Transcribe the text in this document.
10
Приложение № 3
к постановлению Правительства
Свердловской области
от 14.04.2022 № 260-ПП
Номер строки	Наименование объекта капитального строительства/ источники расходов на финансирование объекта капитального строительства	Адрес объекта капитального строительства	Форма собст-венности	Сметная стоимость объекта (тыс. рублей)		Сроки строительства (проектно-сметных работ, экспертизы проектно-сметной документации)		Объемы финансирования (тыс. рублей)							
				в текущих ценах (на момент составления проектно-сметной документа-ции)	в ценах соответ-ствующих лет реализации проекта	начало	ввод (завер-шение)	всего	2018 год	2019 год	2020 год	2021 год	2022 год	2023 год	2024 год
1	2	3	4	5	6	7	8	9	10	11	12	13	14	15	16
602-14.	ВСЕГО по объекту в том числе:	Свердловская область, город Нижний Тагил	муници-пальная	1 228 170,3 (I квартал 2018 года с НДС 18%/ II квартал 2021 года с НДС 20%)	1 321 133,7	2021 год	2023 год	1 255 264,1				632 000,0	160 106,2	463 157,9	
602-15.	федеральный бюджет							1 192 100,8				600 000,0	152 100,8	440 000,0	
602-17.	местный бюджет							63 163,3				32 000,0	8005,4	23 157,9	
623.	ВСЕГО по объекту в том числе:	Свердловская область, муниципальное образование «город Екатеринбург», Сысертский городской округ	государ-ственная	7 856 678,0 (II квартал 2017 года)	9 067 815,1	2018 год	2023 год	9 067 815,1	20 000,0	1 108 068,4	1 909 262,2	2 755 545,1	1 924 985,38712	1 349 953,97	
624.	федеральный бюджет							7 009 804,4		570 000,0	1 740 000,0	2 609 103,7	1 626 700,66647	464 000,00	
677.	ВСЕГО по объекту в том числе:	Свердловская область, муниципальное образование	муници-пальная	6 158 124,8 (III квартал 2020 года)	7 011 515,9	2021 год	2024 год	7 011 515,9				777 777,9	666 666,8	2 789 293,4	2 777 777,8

Short exercise: Exactly as written, please output every entry.

Output:
Transcribe the text in this document.
10
Приложение № 3
к постановлению Правительства
Свердловской области
от 14.04.2022 № 260-ПП
Номер строки	Наименование объекта капитального строительства/ источники расходов на финансирование объекта капитального строительства	Адрес объекта капитального строительства	Форма собст-венности	Сметная стоимость объекта (тыс. рублей)		Сроки строительства (проектно-сметных работ, экспертизы проектно-сметной документации)		Объемы финансирования (тыс. рублей)							
				в текущих ценах (на момент составления проектно-сметной документа-ции)	в ценах соответ-ствующих лет реализации проекта	начало	ввод (завер-шение)	всего	2018 год	2019 год	2020 год	2021 год	2022 год	2023 год	2024 год
1	2	3	4	5	6	7	8	9	10	11	12	13	14	15	16
602-14.	ВСЕГО по объекту в том числе:	Свердловская область, город Нижний Тагил	муници-пальная	1 228 170,3 (I квартал 2018 года с НДС 18%/ II квартал 2021 года с НДС 20%)	1 321 133,7	2021 год	2023 год	1 255 264,1				632 000,0	160 106,2	463 157,9	
602-15.	федеральный бюджет							1 192 100,8				600 000,0	152 100,8	440 000,0	
602-17.	местный бюджет							63 163,3				32 000,0	8005,4	23 157,9	
623.	ВСЕГО по объекту в том числе:	Свердловская область, муниципальное образование «город Екатеринбург», Сысертский городской округ	государ-ственная	7 856 678,0 (II квартал 2017 года)	9 067 815,1	2018 год	2023 год	9 067 815,1	20 000,0	1 108 068,4	1 909 262,2	2 755 545,1	1 924 985,38712	1 349 953,97	
624.	федеральный бюджет							7 009 804,4		570 000,0	1 740 000,0	2 609 103,7	1 626 700,66647	464 000,00	
677.	ВСЕГО по объекту в том числе:	Свердловская область, муниципальное образование	муници-пальная	6 158 124,8 (III квартал 2020 года)	7 011 515,9	2021 год	2024 год	7 011 515,9				777 777,9	666 666,8	2 789 293,4	2 777 777,8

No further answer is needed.